* **Saved entries**:
------------------------

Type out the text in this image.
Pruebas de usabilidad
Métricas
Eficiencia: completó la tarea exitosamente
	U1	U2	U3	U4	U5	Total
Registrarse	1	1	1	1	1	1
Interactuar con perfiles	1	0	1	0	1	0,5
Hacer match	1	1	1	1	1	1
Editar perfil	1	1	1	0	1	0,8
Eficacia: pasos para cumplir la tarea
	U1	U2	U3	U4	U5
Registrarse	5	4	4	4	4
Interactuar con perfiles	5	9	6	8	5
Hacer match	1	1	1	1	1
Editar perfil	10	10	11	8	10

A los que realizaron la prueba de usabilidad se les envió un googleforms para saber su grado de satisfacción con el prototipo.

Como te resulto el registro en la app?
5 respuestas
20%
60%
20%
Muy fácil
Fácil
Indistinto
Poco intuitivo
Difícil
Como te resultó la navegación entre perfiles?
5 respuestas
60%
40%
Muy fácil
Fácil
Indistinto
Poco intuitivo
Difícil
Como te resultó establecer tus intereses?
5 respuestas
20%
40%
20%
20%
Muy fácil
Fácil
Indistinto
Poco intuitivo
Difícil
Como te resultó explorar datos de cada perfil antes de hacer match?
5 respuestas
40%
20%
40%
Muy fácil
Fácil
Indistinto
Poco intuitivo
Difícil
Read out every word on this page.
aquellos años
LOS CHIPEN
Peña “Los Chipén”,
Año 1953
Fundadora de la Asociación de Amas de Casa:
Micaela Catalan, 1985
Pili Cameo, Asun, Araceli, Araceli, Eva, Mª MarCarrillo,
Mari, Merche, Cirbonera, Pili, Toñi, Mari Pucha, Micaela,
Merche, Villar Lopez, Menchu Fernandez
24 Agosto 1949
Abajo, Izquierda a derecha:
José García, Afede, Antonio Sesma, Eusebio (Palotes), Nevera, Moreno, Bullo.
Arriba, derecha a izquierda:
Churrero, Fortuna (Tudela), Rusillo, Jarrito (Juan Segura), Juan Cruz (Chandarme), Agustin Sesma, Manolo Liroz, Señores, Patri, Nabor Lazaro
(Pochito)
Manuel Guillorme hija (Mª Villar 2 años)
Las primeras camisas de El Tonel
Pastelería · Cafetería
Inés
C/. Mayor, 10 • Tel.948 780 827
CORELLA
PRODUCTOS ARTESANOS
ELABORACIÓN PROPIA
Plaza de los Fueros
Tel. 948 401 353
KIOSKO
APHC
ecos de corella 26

------------------------

* **Challenge**: Each line of the material that holds the string "para" counts once; give the total alone.

* **Finished answer**: 2